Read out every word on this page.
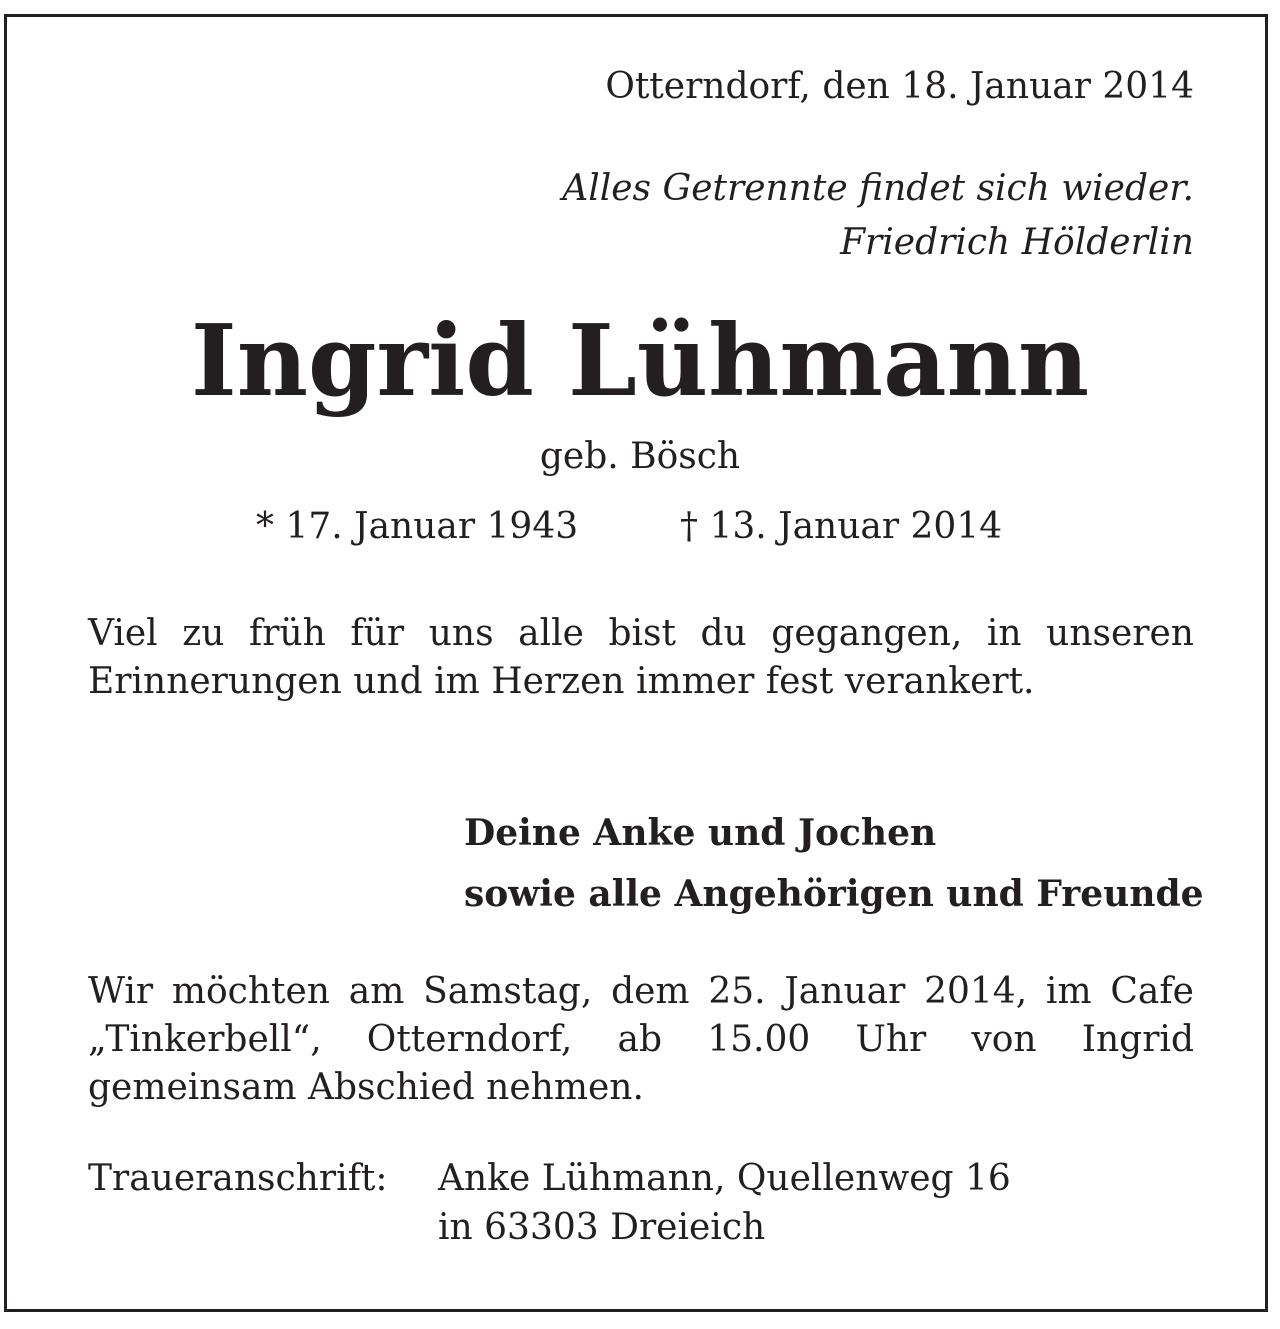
Otterndorf, den 18. Januar 2014
Alles Getrennte findet sich wieder.
Friedrich Hölderlin
Ingrid Lühmann
geb. Bösch
* 17. Januar 1943	† 13. Januar 2014
Viel zu früh für uns alle bist du gegangen, in unseren Erinnerungen und im Herzen immer fest verankert.
Deine Anke und Jochen
sowie alle Angehörigen und Freunde
Wir möchten am Samstag, dem 25. Januar 2014, im Cafe „Tinkerbell“, Otterndorf, ab 15.00 Uhr von Ingrid gemeinsam Abschied nehmen.
Traueranschrift: Anke Lühmann, Quellenweg 16
in 63303 Dreieich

+===+

[WHAT IS NEEDED] What is needed is an exact reproduction of the data, pictures excluded.

[THE RESPONSE]
Read out every word on this page.
Otterndorf, den 18. Januar 2014
Alles Getrennte findet sich wieder.
Friedrich Hölderlin
Ingrid Lühmann
geb. Bösch
* 17. Januar 1943	† 13. Januar 2014
Viel zu früh für uns alle bist du gegangen, in unseren Erinnerungen und im Herzen immer fest verankert.
Deine Anke und Jochen
sowie alle Angehörigen und Freunde
Wir möchten am Samstag, dem 25. Januar 2014, im Cafe „Tinkerbell“, Otterndorf, ab 15.00 Uhr von Ingrid gemeinsam Abschied nehmen.
Traueranschrift: Anke Lühmann, Quellenweg 16
in 63303 Dreieich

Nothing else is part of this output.